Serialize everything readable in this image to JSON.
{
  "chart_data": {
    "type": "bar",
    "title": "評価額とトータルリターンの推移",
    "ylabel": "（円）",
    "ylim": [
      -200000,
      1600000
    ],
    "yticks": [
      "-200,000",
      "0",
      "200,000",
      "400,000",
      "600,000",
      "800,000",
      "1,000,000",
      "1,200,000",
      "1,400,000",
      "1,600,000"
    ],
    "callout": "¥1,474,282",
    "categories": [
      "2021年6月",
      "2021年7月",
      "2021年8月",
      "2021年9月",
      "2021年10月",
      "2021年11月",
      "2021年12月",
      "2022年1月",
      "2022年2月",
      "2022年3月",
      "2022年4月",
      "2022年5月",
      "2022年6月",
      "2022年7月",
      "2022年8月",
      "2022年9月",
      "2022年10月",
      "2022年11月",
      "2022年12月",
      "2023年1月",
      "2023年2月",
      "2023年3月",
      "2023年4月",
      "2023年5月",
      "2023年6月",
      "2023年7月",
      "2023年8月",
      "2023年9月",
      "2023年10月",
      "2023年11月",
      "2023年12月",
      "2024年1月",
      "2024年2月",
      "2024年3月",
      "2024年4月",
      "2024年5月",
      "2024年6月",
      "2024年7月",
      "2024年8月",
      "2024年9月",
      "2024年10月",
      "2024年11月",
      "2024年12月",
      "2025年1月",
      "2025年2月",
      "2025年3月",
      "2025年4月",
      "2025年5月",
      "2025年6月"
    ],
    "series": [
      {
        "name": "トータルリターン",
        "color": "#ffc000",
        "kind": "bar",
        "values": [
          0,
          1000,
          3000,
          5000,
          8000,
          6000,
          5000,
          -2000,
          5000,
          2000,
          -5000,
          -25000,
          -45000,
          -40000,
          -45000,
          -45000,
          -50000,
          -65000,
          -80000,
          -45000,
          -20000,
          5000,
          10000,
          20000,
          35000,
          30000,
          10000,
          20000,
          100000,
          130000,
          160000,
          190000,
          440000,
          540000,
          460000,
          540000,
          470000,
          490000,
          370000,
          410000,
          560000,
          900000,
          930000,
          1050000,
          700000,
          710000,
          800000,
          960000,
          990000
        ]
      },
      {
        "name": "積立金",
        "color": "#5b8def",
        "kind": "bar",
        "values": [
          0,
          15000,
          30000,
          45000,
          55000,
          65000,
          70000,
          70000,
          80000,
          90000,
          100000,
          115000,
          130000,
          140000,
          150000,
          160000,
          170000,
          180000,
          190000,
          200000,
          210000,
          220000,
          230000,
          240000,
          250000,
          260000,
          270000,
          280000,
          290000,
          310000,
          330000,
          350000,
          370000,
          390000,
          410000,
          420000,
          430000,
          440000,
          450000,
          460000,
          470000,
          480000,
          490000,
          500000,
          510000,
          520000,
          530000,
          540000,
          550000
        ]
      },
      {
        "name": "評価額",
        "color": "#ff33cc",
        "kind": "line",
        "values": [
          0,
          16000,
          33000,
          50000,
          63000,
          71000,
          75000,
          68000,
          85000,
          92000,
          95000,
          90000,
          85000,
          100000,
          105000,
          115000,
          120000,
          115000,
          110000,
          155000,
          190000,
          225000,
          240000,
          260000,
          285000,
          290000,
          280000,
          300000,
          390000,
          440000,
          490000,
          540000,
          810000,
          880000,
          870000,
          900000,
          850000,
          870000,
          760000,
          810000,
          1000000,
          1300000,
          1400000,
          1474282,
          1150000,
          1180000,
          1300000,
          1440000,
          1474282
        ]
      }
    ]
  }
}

□ □ □ □ □

## PROBLEM REQUIREMENTS
Search the data for the string "color". List each line that has it.

## RESULT BELOW
        "color": "#ffc000",
        "color": "#5b8def",
        "color": "#ff33cc",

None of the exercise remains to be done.